### SUPPLIED DATA

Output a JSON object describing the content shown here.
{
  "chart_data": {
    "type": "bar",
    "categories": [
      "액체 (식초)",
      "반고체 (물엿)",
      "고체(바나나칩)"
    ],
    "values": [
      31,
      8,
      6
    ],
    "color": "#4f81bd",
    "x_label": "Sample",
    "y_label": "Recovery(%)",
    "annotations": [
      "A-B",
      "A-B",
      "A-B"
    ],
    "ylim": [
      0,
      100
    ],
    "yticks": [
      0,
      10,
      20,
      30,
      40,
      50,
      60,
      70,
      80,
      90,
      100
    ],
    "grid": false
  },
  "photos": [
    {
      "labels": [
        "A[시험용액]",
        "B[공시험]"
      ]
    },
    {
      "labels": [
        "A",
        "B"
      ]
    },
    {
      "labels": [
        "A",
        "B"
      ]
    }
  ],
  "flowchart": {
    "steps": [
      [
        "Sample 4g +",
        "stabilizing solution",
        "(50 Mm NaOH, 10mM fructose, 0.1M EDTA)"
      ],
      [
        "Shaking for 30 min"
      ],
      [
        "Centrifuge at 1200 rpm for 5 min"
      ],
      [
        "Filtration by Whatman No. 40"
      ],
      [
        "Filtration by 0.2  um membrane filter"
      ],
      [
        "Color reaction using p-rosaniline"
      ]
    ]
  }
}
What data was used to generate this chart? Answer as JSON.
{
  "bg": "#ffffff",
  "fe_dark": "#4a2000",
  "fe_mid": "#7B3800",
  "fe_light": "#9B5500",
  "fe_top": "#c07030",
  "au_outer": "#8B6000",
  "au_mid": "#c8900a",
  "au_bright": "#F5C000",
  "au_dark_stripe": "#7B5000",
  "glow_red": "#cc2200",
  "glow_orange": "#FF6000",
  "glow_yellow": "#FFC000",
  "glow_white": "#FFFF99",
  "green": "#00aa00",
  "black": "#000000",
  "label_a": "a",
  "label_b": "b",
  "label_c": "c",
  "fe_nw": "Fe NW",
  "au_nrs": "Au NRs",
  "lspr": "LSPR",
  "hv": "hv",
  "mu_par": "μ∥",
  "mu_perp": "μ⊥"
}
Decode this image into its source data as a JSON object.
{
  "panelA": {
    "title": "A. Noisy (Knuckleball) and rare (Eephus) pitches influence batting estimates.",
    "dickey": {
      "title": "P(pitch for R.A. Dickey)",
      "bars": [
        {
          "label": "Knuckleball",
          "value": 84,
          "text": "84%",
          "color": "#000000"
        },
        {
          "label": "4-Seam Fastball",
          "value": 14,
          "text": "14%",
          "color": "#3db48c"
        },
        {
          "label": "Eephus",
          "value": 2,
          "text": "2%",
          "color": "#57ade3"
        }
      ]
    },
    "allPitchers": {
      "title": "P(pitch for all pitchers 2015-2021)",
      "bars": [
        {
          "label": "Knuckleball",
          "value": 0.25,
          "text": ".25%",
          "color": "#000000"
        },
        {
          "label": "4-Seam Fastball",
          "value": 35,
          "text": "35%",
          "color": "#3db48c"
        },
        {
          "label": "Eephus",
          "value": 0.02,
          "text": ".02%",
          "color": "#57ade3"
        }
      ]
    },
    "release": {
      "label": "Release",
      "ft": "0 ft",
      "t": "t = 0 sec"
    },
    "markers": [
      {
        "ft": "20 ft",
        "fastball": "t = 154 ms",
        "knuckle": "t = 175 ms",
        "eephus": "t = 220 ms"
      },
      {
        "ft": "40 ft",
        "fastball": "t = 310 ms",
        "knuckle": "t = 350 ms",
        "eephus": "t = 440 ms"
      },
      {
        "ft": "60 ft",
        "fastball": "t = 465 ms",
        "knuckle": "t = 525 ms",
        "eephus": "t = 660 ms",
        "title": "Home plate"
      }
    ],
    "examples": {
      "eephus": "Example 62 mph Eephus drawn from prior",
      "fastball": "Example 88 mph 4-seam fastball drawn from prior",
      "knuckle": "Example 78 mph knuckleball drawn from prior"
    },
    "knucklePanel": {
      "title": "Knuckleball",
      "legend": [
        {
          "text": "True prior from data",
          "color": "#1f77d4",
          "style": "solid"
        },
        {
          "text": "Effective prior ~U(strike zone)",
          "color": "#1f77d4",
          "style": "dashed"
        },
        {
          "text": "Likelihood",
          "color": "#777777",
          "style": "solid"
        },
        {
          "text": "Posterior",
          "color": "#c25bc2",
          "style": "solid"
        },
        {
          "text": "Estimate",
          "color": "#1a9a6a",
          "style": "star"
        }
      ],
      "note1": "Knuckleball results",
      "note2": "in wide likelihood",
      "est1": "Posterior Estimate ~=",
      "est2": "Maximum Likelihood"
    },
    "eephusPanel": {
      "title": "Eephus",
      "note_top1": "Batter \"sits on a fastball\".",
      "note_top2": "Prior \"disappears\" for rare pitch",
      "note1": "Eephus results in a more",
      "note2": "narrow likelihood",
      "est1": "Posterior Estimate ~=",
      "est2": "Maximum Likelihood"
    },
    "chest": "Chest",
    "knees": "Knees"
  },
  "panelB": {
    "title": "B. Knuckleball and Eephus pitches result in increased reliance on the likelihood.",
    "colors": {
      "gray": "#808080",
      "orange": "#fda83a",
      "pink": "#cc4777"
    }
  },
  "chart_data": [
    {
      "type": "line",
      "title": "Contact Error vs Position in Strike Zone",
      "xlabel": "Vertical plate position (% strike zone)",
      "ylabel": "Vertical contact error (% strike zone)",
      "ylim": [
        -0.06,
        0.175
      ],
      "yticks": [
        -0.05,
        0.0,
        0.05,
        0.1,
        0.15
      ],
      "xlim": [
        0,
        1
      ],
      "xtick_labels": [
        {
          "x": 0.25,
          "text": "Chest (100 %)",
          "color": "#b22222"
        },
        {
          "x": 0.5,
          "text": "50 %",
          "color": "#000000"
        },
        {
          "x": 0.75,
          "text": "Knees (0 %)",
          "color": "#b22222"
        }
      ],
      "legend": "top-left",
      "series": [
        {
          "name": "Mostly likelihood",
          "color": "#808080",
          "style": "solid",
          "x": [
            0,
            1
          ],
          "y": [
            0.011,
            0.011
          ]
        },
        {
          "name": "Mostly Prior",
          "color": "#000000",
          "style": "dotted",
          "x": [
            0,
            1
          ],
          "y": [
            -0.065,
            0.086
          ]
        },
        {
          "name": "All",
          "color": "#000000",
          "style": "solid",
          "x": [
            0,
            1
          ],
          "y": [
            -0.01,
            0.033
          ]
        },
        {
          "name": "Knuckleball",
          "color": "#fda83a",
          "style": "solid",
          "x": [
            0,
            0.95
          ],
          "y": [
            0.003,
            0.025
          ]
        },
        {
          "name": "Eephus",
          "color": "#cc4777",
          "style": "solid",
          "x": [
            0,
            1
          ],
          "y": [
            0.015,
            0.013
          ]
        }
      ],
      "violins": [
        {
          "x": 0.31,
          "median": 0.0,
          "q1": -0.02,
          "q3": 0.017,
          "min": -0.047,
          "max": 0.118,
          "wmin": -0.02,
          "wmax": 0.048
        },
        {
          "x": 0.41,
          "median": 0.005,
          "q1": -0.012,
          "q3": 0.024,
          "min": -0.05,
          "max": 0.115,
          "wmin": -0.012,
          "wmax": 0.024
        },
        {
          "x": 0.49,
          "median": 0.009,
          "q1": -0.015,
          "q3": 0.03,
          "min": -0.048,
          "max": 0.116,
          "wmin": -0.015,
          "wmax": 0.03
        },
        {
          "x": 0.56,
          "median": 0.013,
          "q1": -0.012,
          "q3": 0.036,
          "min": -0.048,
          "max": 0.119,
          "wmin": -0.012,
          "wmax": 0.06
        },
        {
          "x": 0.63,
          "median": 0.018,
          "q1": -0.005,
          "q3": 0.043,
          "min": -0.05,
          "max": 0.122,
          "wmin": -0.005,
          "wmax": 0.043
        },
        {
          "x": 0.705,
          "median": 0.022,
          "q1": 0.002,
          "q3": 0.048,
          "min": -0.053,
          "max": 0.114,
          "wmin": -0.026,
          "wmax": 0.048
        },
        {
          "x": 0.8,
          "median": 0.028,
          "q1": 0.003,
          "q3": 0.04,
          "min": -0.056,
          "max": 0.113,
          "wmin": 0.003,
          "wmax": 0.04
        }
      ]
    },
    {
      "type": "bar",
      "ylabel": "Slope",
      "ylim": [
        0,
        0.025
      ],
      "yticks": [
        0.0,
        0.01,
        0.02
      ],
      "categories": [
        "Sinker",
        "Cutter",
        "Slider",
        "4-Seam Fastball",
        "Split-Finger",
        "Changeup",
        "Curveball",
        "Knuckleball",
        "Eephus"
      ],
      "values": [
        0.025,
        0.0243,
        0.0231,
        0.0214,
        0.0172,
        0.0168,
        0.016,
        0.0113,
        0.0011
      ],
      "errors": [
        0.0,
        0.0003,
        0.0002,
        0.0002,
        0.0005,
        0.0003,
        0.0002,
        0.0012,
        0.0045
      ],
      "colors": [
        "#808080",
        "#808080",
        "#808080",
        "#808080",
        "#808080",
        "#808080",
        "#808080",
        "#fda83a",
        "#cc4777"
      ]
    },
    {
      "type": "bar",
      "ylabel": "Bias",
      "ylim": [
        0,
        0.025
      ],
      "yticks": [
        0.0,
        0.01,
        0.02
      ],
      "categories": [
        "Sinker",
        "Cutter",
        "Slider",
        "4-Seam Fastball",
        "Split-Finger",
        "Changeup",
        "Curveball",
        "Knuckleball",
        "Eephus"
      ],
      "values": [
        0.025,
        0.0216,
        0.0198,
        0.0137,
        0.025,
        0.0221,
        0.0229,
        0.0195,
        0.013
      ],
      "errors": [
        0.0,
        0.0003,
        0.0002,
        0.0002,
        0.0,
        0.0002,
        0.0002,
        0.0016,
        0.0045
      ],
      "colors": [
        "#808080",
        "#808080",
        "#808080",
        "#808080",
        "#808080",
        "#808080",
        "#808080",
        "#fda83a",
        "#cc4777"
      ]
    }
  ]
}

### TASK GOAL
Each line above that holds the string "wmin" should be copied and shown.

### WRITTEN RESPONSE
          "wmin": -0.02,
          "wmin": -0.012,
          "wmin": -0.015,
          "wmin": -0.012,
          "wmin": -0.005,
          "wmin": -0.026,
          "wmin": 0.003,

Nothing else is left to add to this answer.